Problems to work on |
1. Answer these questions about the post on school PE teachers:
(a) On what grounds were girls forced to wear skirts?
(b) Which decades does the writer name for schooling that many men recall in connection with tyrannical PE teachers?
(c) At the first PE session, what did the teacher tell the students to do if they were being bullied?
2. Copy out the passage of the post on school PE teachers between "It certainly was" and "deemed 'gender-specific' was archaic.", inclusive.

Document passage |
· · · · · · ·

It certainly was a double standard and a particularly glaring one given just how cold that winter was. And forcing girls to wear skirts because they were deemed 'gender-specific' was archaic.

I still think it is true though that girls' feelings were and are more likely to be shown consideration than those of boys. Also, these girls got a result in the end. Reading other posts on here, especially Kathy's, this seems to have been a fairly common thing, that schools were ultimately willing to make concessions for girls but that boys had to be made to knuckle under.

At my school the girls had to shower as well and it is only through reading this thread that I have become aware that seemingly many schools allowed girls not to shower at all while enforcing it for the boys, which is really blatant. 11-to-6-year-old boys are just as ,likely as girls of the same age group to be sensitive and self-conscious.

Your PE teacher sounds like an absolutely standard example of the breed for the time, ie. a total bastard. It really is striking just how many men who went to to school in the 1960s, '70s and '80s have recollections of irascible, tyrannical PE teachers. What was their problem? Because there obviously was one. Why were they all so angry? It's as if that generation of PE teachers had been specially bred in subterranean kennels in Mordor or somewhere and poked with sticks to make them vicious.

Regarding your 'open door, friendly chat' anecdote, it reminds me of our very first PE session where our PE teacher told us how we were to come to him if we were being bullied and that it wasn't 'grassing or squealing or whatever', and just thinking how he was absolutely the last person I would go to about being bullied. Which, as a matter of fact, I already was experiencing. You could just tell that he had only said this because he had been instructed to do so and he was obviously one of those hard men who think that victims of bullying have brought it on themselves by being weak.

· · · · · · ·

(Spatial annotation records)

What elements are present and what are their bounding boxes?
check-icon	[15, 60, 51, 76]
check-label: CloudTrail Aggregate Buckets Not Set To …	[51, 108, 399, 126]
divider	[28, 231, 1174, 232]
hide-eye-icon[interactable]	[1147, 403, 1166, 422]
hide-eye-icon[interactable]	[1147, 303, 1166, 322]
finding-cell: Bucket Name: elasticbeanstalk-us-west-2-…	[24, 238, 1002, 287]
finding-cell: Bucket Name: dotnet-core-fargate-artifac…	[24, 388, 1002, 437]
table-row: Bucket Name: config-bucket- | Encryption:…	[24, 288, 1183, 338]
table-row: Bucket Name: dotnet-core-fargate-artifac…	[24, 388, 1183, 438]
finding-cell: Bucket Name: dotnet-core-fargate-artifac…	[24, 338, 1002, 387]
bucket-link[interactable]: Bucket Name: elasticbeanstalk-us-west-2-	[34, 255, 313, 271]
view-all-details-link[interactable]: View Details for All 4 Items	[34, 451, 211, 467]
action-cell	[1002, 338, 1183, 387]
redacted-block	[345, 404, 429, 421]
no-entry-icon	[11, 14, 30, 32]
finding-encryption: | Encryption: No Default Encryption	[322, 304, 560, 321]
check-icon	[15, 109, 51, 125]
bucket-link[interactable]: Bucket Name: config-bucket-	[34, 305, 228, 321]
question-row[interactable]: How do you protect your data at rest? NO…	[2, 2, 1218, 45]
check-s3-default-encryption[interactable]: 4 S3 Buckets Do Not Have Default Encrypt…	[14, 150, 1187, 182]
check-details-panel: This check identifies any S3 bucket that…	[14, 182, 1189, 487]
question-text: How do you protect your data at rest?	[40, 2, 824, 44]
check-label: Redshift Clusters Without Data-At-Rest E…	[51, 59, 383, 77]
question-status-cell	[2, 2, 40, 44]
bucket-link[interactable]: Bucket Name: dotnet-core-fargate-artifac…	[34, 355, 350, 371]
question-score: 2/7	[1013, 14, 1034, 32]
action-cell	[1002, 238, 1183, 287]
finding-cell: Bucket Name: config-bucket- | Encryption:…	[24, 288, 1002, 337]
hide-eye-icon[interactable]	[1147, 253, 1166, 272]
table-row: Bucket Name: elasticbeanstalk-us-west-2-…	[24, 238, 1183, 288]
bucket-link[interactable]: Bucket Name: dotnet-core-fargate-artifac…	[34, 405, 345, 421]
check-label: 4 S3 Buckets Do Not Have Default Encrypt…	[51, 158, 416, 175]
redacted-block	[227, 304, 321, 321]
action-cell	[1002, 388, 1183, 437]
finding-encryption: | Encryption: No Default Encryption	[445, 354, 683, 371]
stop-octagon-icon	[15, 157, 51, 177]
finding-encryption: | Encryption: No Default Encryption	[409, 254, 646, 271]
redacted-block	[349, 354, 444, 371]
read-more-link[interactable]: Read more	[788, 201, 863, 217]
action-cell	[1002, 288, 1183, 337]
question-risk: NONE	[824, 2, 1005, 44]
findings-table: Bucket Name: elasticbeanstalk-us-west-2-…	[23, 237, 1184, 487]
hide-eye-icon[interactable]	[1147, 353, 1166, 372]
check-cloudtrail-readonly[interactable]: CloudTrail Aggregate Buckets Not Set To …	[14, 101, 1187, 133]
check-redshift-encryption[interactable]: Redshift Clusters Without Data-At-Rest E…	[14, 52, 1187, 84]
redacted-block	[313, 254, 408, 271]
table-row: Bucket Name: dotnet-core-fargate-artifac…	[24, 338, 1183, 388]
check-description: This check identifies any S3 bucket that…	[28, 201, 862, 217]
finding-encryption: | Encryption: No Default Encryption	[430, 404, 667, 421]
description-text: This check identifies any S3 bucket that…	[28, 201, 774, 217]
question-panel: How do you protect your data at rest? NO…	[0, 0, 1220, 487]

· · · · · · ·

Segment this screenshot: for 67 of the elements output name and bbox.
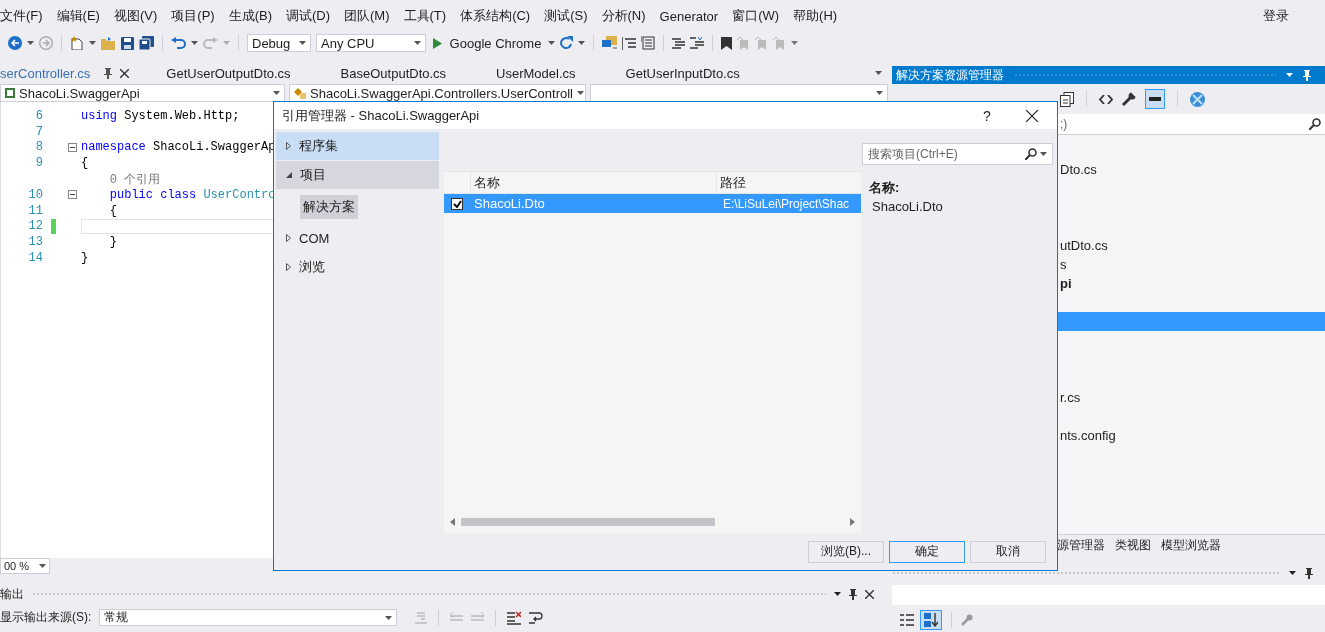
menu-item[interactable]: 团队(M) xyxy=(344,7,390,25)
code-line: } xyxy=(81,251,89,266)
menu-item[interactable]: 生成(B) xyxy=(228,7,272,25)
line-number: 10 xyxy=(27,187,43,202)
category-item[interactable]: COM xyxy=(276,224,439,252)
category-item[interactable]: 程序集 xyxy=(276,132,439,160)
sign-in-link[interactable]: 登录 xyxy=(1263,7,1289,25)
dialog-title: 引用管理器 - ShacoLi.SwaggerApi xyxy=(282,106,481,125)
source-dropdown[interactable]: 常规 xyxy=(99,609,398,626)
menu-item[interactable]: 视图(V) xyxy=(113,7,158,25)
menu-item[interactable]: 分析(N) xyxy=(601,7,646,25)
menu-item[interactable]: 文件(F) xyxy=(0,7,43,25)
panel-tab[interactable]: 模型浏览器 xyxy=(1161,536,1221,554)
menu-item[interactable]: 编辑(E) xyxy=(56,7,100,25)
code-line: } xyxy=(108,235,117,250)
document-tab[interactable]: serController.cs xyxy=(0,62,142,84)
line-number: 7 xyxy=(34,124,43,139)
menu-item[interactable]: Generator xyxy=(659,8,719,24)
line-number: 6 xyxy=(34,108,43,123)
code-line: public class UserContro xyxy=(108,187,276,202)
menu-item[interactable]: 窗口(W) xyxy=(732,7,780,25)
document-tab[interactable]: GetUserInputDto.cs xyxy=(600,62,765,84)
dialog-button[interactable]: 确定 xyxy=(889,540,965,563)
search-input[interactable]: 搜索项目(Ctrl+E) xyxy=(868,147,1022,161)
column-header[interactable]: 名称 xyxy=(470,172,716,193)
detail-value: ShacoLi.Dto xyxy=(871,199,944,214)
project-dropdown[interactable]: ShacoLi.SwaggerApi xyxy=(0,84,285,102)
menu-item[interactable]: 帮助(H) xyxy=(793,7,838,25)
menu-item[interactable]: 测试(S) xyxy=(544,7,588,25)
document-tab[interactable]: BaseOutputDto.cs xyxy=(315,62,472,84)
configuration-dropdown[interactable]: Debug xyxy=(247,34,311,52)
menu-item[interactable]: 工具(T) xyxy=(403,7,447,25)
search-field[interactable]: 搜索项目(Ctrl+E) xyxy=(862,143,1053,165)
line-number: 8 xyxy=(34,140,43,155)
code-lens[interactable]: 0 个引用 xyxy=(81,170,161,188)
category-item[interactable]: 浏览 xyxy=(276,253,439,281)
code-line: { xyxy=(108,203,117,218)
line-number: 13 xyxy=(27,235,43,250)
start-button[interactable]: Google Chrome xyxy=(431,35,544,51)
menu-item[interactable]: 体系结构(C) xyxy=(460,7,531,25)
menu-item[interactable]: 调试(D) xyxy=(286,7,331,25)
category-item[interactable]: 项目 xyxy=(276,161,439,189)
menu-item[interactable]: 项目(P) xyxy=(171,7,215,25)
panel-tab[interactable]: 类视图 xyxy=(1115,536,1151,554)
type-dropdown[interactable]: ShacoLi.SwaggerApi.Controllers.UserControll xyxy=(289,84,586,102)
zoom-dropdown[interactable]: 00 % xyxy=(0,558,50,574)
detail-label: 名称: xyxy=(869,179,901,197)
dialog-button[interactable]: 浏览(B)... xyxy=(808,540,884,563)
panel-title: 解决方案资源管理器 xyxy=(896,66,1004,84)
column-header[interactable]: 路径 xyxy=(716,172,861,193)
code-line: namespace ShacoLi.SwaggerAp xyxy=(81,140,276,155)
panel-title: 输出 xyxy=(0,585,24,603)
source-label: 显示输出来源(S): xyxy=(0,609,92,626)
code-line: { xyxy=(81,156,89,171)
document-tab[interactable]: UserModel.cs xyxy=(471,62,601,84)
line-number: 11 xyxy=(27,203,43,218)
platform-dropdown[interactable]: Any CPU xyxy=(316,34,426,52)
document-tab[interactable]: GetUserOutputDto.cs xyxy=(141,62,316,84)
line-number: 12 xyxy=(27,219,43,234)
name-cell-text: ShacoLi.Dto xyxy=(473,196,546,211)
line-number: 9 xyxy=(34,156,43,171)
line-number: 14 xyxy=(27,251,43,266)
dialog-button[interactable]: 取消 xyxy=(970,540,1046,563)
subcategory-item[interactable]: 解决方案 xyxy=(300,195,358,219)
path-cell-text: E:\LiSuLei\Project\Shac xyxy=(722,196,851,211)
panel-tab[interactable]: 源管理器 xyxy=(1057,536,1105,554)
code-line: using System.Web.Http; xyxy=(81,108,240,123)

· · · · · · ·

List of solutions |
1.
(a) Skirts were deemed "gender-specific."
(b) The 1960s, '70s and '80s.
(c) To come to him.

2.
It certainly was a double standard and a particularly glaring one given just how cold that winter was. And forcing girls to wear skirts because they were deemed 'gender-specific' was archaic.